[Begin RECORDED INFORMATION]
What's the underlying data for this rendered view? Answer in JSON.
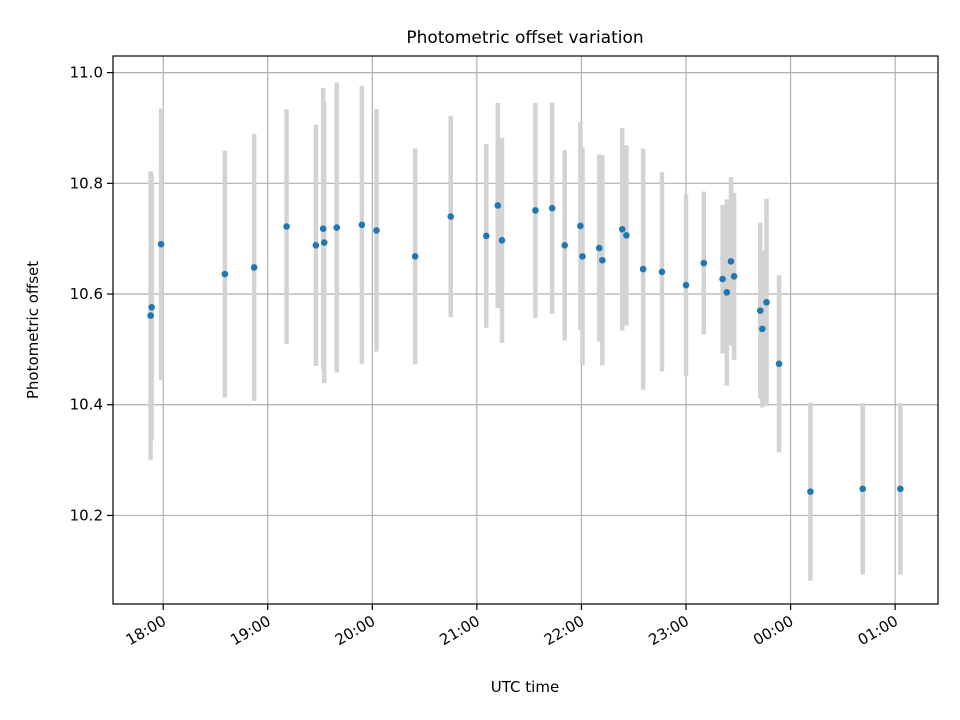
{
  "chart_data": {
    "type": "scatter",
    "title": "Photometric offset variation",
    "xlabel": "UTC time",
    "ylabel": "Photometric offset",
    "x_unit": "hours since 18:00 UTC (values beyond 6.0 are after midnight)",
    "xlim": [
      -0.48,
      7.41
    ],
    "ylim": [
      10.04,
      11.03
    ],
    "x_ticks": [
      {
        "value": 0,
        "label": "18:00"
      },
      {
        "value": 1,
        "label": "19:00"
      },
      {
        "value": 2,
        "label": "20:00"
      },
      {
        "value": 3,
        "label": "21:00"
      },
      {
        "value": 4,
        "label": "22:00"
      },
      {
        "value": 5,
        "label": "23:00"
      },
      {
        "value": 6,
        "label": "00:00"
      },
      {
        "value": 7,
        "label": "01:00"
      }
    ],
    "y_ticks": [
      {
        "value": 10.2,
        "label": "10.2"
      },
      {
        "value": 10.4,
        "label": "10.4"
      },
      {
        "value": 10.6,
        "label": "10.6"
      },
      {
        "value": 10.8,
        "label": "10.8"
      },
      {
        "value": 11.0,
        "label": "11.0"
      }
    ],
    "grid": true,
    "marker_color": "#1f77b4",
    "errorbar_color": "#d3d3d3",
    "series": [
      {
        "name": "Photometric offset",
        "points": [
          {
            "x": -0.12,
            "y": 10.561,
            "err": 0.261
          },
          {
            "x": -0.11,
            "y": 10.576,
            "err": 0.24
          },
          {
            "x": -0.02,
            "y": 10.69,
            "err": 0.245
          },
          {
            "x": 0.59,
            "y": 10.636,
            "err": 0.223
          },
          {
            "x": 0.87,
            "y": 10.648,
            "err": 0.241
          },
          {
            "x": 1.18,
            "y": 10.722,
            "err": 0.212
          },
          {
            "x": 1.46,
            "y": 10.688,
            "err": 0.218
          },
          {
            "x": 1.53,
            "y": 10.718,
            "err": 0.254
          },
          {
            "x": 1.54,
            "y": 10.693,
            "err": 0.254
          },
          {
            "x": 1.66,
            "y": 10.72,
            "err": 0.262
          },
          {
            "x": 1.9,
            "y": 10.725,
            "err": 0.251
          },
          {
            "x": 2.04,
            "y": 10.715,
            "err": 0.219
          },
          {
            "x": 2.41,
            "y": 10.668,
            "err": 0.195
          },
          {
            "x": 2.75,
            "y": 10.74,
            "err": 0.182
          },
          {
            "x": 3.09,
            "y": 10.705,
            "err": 0.166
          },
          {
            "x": 3.2,
            "y": 10.76,
            "err": 0.185
          },
          {
            "x": 3.24,
            "y": 10.697,
            "err": 0.185
          },
          {
            "x": 3.56,
            "y": 10.751,
            "err": 0.194
          },
          {
            "x": 3.72,
            "y": 10.755,
            "err": 0.191
          },
          {
            "x": 3.84,
            "y": 10.688,
            "err": 0.172
          },
          {
            "x": 3.99,
            "y": 10.723,
            "err": 0.188
          },
          {
            "x": 4.01,
            "y": 10.668,
            "err": 0.197
          },
          {
            "x": 4.17,
            "y": 10.683,
            "err": 0.169
          },
          {
            "x": 4.2,
            "y": 10.661,
            "err": 0.19
          },
          {
            "x": 4.39,
            "y": 10.717,
            "err": 0.183
          },
          {
            "x": 4.43,
            "y": 10.706,
            "err": 0.163
          },
          {
            "x": 4.59,
            "y": 10.645,
            "err": 0.218
          },
          {
            "x": 4.77,
            "y": 10.64,
            "err": 0.18
          },
          {
            "x": 5.0,
            "y": 10.616,
            "err": 0.164
          },
          {
            "x": 5.17,
            "y": 10.656,
            "err": 0.129
          },
          {
            "x": 5.35,
            "y": 10.627,
            "err": 0.134
          },
          {
            "x": 5.39,
            "y": 10.603,
            "err": 0.168
          },
          {
            "x": 5.43,
            "y": 10.659,
            "err": 0.152
          },
          {
            "x": 5.46,
            "y": 10.632,
            "err": 0.151
          },
          {
            "x": 5.71,
            "y": 10.57,
            "err": 0.159
          },
          {
            "x": 5.73,
            "y": 10.537,
            "err": 0.142
          },
          {
            "x": 5.77,
            "y": 10.585,
            "err": 0.187
          },
          {
            "x": 5.89,
            "y": 10.474,
            "err": 0.16
          },
          {
            "x": 6.19,
            "y": 10.243,
            "err": 0.161
          },
          {
            "x": 6.69,
            "y": 10.248,
            "err": 0.155
          },
          {
            "x": 7.05,
            "y": 10.248,
            "err": 0.155
          }
        ]
      }
    ]
  }
}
[End RECORDED INFORMATION]
→ DIRECTION:
Which lines of the data above contain "offset"? Copy each one.

→ ANSWER TO THIS EXERCISE:
    "title": "Photometric offset variation",
    "ylabel": "Photometric offset",
        "name": "Photometric offset",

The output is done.